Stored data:
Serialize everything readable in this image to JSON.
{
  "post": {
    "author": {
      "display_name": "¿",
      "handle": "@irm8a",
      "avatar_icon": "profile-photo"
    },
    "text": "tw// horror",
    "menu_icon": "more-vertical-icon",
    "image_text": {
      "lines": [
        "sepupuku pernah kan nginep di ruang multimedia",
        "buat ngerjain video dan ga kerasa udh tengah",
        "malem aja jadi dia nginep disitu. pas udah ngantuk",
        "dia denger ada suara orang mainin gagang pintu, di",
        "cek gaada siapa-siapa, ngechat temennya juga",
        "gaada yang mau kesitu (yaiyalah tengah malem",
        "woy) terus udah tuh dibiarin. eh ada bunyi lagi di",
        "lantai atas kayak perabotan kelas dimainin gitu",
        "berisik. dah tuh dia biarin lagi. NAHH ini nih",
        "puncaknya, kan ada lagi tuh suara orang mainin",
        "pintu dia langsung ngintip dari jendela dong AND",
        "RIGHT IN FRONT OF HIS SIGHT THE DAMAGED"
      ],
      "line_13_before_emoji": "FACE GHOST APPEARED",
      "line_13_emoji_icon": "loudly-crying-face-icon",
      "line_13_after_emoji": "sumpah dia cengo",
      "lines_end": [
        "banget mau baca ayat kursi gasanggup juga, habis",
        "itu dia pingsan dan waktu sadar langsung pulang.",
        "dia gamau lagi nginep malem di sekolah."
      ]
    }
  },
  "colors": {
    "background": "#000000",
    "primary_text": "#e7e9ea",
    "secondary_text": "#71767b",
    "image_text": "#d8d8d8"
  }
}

THE EXERCISE:
Retype every entry above, word for word.

WRITTEN RESPONSE:
Serialize everything readable in this image to JSON.
{
  "post": {
    "author": {
      "display_name": "¿",
      "handle": "@irm8a",
      "avatar_icon": "profile-photo"
    },
    "text": "tw// horror",
    "menu_icon": "more-vertical-icon",
    "image_text": {
      "lines": [
        "sepupuku pernah kan nginep di ruang multimedia",
        "buat ngerjain video dan ga kerasa udh tengah",
        "malem aja jadi dia nginep disitu. pas udah ngantuk",
        "dia denger ada suara orang mainin gagang pintu, di",
        "cek gaada siapa-siapa, ngechat temennya juga",
        "gaada yang mau kesitu (yaiyalah tengah malem",
        "woy) terus udah tuh dibiarin. eh ada bunyi lagi di",
        "lantai atas kayak perabotan kelas dimainin gitu",
        "berisik. dah tuh dia biarin lagi. NAHH ini nih",
        "puncaknya, kan ada lagi tuh suara orang mainin",
        "pintu dia langsung ngintip dari jendela dong AND",
        "RIGHT IN FRONT OF HIS SIGHT THE DAMAGED"
      ],
      "line_13_before_emoji": "FACE GHOST APPEARED",
      "line_13_emoji_icon": "loudly-crying-face-icon",
      "line_13_after_emoji": "sumpah dia cengo",
      "lines_end": [
        "banget mau baca ayat kursi gasanggup juga, habis",
        "itu dia pingsan dan waktu sadar langsung pulang.",
        "dia gamau lagi nginep malem di sekolah."
      ]
    }
  },
  "colors": {
    "background": "#000000",
    "primary_text": "#e7e9ea",
    "secondary_text": "#71767b",
    "image_text": "#d8d8d8"
  }
}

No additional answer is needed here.